Track down the lines that contain "Stability" and copy them.

═════ DATASET ENTRIES ═════

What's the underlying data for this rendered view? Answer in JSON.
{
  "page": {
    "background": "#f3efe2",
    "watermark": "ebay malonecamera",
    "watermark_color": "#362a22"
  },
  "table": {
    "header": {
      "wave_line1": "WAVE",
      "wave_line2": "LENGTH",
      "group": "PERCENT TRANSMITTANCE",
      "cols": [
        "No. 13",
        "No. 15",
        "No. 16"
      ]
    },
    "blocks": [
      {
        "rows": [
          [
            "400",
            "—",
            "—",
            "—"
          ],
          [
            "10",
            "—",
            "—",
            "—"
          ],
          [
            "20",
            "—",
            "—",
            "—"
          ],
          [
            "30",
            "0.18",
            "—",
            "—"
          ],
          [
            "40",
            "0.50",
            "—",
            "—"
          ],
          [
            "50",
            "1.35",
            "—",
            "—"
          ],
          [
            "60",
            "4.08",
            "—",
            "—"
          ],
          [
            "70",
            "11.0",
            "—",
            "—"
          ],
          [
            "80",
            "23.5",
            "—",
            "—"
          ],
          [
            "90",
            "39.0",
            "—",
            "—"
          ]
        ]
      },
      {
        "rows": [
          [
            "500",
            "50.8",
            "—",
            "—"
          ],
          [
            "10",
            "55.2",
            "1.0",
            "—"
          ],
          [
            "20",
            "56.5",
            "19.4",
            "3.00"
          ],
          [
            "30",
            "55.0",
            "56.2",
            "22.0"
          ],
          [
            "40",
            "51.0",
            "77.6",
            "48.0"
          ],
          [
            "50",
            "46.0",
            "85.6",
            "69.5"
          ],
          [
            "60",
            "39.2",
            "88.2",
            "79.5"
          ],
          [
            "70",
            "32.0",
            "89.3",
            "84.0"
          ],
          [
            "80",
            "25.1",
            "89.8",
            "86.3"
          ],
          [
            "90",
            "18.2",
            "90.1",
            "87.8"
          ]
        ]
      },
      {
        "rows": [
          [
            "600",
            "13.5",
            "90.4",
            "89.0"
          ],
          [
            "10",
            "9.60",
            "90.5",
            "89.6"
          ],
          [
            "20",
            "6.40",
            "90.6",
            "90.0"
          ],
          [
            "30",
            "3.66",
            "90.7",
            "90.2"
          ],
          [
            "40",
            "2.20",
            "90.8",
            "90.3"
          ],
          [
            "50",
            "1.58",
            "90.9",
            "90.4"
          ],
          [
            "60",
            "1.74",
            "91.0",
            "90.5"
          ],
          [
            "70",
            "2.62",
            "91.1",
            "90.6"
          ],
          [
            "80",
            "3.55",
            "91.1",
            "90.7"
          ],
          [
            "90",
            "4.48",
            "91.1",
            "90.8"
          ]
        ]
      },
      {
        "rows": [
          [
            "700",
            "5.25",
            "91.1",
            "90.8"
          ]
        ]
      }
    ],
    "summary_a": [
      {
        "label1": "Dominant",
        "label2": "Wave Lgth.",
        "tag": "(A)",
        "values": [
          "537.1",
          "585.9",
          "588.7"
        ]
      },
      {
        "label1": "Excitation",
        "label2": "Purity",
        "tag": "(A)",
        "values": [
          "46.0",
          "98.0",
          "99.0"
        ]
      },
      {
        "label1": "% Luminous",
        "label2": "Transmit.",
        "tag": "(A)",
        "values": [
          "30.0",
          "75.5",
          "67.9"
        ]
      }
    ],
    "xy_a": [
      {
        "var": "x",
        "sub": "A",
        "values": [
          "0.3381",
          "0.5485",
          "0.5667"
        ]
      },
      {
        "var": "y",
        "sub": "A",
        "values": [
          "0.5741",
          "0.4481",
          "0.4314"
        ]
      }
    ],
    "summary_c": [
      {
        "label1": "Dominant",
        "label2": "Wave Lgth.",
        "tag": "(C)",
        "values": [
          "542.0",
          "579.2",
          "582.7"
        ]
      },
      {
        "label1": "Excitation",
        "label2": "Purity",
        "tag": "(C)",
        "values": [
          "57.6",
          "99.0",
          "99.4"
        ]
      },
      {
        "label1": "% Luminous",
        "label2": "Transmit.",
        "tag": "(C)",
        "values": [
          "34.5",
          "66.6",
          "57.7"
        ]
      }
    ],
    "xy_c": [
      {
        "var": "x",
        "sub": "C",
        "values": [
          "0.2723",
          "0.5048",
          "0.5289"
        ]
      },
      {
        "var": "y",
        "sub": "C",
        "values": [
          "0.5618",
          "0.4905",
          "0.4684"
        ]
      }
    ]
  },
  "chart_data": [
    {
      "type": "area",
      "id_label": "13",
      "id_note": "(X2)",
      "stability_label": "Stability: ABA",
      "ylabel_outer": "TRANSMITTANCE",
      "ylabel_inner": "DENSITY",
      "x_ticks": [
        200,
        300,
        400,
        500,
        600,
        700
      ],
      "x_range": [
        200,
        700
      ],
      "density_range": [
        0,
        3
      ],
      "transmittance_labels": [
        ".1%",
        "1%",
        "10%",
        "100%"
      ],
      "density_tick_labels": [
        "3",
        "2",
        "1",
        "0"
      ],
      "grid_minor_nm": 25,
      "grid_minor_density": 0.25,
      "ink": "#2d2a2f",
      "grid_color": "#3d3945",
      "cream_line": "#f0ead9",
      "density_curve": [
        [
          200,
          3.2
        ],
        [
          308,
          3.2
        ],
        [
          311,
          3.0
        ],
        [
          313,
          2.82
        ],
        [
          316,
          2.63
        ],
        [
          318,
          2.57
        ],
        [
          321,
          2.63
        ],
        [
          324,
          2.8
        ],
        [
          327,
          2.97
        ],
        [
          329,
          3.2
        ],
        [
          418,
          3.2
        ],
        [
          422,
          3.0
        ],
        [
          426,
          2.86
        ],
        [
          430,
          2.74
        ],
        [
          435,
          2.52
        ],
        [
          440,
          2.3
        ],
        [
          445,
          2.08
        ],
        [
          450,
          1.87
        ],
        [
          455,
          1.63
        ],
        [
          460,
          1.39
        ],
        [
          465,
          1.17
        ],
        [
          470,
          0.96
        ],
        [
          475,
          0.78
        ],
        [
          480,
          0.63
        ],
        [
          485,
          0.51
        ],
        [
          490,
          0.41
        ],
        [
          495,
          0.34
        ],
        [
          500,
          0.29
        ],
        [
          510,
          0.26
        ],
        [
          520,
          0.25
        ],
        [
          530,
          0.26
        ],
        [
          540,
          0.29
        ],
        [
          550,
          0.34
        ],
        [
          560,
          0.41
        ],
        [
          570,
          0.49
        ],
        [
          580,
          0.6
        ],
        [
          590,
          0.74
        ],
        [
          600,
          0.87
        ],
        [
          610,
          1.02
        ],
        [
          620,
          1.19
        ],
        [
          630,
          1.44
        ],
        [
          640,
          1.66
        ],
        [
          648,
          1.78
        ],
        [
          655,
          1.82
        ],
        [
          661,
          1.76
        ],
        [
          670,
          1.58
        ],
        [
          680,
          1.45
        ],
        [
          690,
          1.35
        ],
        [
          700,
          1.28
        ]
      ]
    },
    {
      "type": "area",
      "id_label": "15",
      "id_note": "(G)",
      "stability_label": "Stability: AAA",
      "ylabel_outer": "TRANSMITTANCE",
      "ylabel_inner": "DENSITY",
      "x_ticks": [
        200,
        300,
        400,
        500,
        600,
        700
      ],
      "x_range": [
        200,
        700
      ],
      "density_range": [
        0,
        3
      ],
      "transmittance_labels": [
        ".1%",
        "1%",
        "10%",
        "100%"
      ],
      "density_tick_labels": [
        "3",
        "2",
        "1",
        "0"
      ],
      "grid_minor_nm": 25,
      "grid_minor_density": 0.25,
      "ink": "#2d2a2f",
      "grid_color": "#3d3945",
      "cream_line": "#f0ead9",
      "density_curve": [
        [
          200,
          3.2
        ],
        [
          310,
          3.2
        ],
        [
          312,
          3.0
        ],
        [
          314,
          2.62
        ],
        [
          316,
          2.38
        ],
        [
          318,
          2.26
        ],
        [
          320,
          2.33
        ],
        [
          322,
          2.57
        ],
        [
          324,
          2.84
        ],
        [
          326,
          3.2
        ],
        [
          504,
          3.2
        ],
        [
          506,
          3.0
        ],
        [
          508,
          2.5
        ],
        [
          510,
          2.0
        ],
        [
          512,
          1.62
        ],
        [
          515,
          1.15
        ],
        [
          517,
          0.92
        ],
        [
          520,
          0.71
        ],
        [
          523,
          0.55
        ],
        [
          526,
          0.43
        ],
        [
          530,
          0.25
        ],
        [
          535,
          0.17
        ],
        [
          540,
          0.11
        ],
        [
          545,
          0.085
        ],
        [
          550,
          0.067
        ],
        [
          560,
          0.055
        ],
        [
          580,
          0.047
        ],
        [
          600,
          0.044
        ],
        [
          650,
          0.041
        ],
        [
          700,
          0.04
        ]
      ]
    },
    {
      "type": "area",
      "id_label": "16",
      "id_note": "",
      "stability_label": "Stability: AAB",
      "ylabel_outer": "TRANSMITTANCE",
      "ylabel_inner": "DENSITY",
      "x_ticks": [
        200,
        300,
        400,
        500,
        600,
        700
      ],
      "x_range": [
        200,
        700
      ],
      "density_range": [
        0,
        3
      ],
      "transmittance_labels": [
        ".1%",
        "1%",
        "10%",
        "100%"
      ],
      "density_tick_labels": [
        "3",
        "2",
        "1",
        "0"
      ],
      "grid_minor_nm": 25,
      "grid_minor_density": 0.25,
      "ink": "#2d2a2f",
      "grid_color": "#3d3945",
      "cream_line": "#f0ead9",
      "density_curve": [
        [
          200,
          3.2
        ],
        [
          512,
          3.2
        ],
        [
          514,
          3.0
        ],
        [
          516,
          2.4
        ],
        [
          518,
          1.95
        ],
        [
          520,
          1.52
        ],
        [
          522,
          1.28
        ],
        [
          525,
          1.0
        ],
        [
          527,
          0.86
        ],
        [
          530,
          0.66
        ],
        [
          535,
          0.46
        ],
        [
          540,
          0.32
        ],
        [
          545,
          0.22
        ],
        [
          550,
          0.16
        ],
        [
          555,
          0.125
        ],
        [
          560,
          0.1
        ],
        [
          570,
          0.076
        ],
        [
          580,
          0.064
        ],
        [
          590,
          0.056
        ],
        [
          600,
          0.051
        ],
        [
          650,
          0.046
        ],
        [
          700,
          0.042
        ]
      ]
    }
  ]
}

═════

▶ [EXERCISE ANSWER]:
      "stability_label": "Stability: ABA",
      "stability_label": "Stability: AAA",
      "stability_label": "Stability: AAB",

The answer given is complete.